*** Supplied material
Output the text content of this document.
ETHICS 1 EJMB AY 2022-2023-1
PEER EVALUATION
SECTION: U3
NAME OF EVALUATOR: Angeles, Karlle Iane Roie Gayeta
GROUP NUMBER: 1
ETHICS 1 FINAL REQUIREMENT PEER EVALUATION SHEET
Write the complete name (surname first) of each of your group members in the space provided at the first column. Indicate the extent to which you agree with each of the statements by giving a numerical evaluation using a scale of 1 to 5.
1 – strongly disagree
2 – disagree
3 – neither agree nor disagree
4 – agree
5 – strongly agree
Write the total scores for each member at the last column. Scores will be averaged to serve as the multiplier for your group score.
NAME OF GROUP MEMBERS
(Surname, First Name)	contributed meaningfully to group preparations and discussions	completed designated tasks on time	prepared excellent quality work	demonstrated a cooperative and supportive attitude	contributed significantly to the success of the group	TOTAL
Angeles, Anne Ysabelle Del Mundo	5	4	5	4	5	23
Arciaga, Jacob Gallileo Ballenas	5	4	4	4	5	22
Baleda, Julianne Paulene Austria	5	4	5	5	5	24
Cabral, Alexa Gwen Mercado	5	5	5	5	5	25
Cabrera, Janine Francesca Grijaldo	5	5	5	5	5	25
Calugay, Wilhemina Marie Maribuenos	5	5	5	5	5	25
******
• [Task objective]
State how many lines of the records hold the string "Write", and nothing else.

• [Solution to this exercise]
2